— Start Extracted information —

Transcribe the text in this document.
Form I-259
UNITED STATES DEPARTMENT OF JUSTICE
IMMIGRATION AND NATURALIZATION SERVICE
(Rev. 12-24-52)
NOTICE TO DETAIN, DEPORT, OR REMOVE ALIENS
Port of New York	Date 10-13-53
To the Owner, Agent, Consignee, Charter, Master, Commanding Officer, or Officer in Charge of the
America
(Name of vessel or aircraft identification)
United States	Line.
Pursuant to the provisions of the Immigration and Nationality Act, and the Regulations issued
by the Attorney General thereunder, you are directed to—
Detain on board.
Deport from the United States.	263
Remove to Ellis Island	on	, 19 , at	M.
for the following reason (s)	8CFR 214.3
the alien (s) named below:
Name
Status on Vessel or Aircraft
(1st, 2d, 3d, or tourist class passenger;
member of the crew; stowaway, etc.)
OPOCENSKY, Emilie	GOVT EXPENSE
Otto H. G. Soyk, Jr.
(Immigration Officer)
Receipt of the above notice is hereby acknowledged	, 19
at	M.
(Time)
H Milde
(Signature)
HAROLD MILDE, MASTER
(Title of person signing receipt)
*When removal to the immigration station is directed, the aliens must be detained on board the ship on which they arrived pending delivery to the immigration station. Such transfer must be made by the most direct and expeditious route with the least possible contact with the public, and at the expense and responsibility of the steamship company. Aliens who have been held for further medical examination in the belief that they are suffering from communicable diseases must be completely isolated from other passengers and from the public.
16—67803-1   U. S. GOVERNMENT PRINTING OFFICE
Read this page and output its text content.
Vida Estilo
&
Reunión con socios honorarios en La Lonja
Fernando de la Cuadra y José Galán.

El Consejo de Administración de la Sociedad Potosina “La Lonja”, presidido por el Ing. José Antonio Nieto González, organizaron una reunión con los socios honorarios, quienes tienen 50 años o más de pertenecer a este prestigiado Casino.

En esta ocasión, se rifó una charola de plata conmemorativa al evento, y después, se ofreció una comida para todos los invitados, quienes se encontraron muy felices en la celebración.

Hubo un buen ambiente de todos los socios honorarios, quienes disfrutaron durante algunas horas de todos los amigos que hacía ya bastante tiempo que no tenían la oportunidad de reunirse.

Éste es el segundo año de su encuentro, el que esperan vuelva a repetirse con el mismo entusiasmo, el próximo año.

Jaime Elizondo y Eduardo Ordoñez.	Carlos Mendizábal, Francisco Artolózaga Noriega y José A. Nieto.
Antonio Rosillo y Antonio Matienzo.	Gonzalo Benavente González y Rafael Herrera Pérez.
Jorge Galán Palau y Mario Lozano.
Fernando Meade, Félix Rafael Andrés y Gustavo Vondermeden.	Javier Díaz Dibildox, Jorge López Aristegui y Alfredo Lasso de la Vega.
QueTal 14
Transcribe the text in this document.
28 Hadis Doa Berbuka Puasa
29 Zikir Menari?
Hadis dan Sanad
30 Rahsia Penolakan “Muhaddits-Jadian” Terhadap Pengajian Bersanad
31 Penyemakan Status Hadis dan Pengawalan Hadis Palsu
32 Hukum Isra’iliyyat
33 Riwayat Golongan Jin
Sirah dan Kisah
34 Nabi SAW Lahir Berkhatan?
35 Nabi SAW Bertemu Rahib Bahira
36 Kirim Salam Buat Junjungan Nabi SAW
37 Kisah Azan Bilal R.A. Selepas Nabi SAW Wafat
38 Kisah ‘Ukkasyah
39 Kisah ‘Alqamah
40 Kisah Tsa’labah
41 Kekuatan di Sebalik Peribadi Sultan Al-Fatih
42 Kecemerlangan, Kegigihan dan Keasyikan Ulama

— End Extracted information —

Show the lines of the data that hold the word "Rafael".

Antonio Rosillo y Antonio Matienzo.	Gonzalo Benavente González y Rafael Herrera Pérez.
Fernando Meade, Félix Rafael Andrés y Gustavo Vondermeden.	Javier Díaz Dibildox, Jorge López Aristegui y Alfredo Lasso de la Vega.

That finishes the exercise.